[BEGIN]

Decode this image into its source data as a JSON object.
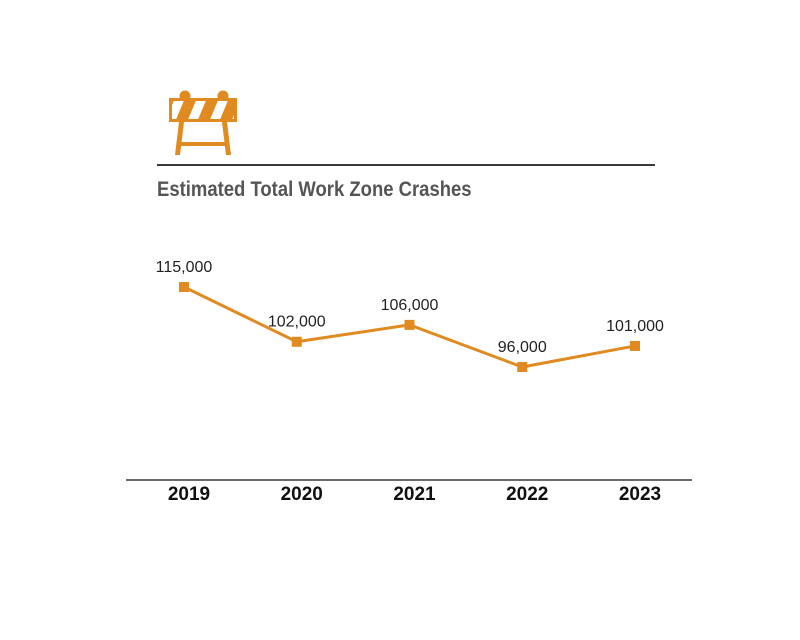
{
  "icon": "road-barricade-icon",
  "colors": {
    "accent": "#E08A20",
    "rule": "#3A3A3A",
    "title": "#555555"
  },
  "chart_data": {
    "type": "line",
    "title": "Estimated Total Work Zone Crashes",
    "xlabel": "",
    "ylabel": "",
    "categories": [
      "2019",
      "2020",
      "2021",
      "2022",
      "2023"
    ],
    "values": [
      115000,
      102000,
      106000,
      96000,
      101000
    ],
    "data_labels": [
      "115,000",
      "102,000",
      "106,000",
      "96,000",
      "101,000"
    ],
    "grid": false,
    "legend": "none"
  }
}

[END]

### YOUR OBJECTIVE:
Copy the records word for word, leaving no picture in the copy.

### FINAL RESULT:
Decode this image into its source data as a JSON object.
{
  "icon": "road-barricade-icon",
  "colors": {
    "accent": "#E08A20",
    "rule": "#3A3A3A",
    "title": "#555555"
  },
  "chart_data": {
    "type": "line",
    "title": "Estimated Total Work Zone Crashes",
    "xlabel": "",
    "ylabel": "",
    "categories": [
      "2019",
      "2020",
      "2021",
      "2022",
      "2023"
    ],
    "values": [
      115000,
      102000,
      106000,
      96000,
      101000
    ],
    "data_labels": [
      "115,000",
      "102,000",
      "106,000",
      "96,000",
      "101,000"
    ],
    "grid": false,
    "legend": "none"
  }
}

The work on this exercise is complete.